▸ What you will do:
(a) Write out the passage about video conference classes word for word, starting at "Anyway we played" and ending at "whenever they liked.".
(b) List every online service or website named in the passage about video conference classes.
(c) Answer these from the passage about video conference classes:
(i) How many screens were needed to teach all the classes in one grade?
(ii) How many screens does oovoo.com have now?
(iii) What could the kids do with the recording of the teacher's screen?

▸ Passage to read:

So we went looking for a free audio and video conference call with as many windows as we could get. To teach all the classes in one grade we needed seven screens. I already had an account with oovoo.com and had used them before when they had 6 screens. Now they have 12 screens, just what we were looking for. We had to download the software just like secondlife, but the learning curve to get it all set up was pretty easy. That meant showing the other teachers how to get online and join in the class. In most of the grades there was an internet apt student that could put it all together.
Anyway we played around with the screen sizes and somehow managed to keep my screen on top so I hogged most of the screen, while the classes videos were on the side bar. Anyway the kids loved it as they could see themselves and me and they knew they were live. In most cases there was just my screen and the class screen visible to one class. We started off with all the classes on the one screen but then we slowly cut a few off. Also we could record my screen and the kids could watch it again whenever they liked.
We thought we were set and we were. The principle took a liking to ustream.tv since the whole school was linked on ustream. And the principle could give talks live to every class and to the whole school. Before she used to use the speakers now she used both.

▸ Material:
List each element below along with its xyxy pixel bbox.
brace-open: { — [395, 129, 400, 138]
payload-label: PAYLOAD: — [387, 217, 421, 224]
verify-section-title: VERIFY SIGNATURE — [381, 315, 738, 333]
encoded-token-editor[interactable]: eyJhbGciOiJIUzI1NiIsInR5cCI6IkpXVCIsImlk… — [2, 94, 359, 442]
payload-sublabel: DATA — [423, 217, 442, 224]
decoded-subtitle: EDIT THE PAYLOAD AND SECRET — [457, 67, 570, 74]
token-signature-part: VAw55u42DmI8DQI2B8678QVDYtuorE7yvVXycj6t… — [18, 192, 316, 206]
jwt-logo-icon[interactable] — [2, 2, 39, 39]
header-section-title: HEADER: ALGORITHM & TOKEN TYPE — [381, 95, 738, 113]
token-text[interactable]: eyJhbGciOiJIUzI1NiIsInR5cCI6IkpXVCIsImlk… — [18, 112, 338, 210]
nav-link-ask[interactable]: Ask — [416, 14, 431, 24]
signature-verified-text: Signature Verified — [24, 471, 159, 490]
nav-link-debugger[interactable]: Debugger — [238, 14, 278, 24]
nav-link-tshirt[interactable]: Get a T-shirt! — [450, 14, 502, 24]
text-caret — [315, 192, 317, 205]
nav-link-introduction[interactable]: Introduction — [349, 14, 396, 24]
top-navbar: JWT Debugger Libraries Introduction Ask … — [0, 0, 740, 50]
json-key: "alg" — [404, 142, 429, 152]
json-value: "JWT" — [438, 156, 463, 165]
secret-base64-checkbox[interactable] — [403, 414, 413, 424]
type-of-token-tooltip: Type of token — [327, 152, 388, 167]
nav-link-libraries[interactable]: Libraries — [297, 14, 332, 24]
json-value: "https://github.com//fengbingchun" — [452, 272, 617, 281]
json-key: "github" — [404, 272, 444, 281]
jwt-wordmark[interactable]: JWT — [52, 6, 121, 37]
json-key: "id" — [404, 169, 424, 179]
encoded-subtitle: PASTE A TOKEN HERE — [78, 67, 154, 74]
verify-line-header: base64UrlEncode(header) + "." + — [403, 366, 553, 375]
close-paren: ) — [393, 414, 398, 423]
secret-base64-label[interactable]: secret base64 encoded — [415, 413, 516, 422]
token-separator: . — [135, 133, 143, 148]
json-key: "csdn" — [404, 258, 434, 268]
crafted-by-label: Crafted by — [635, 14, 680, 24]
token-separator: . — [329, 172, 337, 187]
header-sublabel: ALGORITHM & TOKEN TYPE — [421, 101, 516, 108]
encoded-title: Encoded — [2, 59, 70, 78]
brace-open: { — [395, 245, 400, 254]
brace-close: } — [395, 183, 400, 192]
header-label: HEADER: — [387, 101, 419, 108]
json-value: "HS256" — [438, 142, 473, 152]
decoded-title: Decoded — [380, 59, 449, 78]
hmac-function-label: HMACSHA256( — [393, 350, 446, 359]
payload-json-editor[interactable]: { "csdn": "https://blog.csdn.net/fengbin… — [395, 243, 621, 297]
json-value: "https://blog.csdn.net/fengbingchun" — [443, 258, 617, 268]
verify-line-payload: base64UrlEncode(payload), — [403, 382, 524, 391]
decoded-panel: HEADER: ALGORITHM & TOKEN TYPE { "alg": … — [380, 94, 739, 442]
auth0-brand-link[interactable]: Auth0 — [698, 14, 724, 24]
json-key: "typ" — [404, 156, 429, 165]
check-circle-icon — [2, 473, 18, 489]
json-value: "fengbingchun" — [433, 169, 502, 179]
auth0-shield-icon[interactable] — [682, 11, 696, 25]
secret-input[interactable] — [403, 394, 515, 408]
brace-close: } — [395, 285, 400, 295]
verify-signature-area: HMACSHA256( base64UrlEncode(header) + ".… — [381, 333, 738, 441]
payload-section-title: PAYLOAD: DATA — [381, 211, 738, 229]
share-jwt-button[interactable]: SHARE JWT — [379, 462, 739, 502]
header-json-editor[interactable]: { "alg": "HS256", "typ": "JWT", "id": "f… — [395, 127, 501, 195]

▸ Results of the tasks:
(a)
Anyway we played around with the screen sizes and somehow managed to keep my screen on top so I hogged most of the screen, while the classes videos were on the side bar. Anyway the kids loved it as they could see themselves and me and they knew they were live. In most cases there was just my screen and the class screen visible to one class. We started off with all the classes on the one screen but then we slowly cut a few off. Also we could record my screen and the kids could watch it again whenever they liked.

(b) oovoo.com, secondlife, ustream.tv

(c)
(i) Seven
(ii) 12
(iii) Watch it again whenever they liked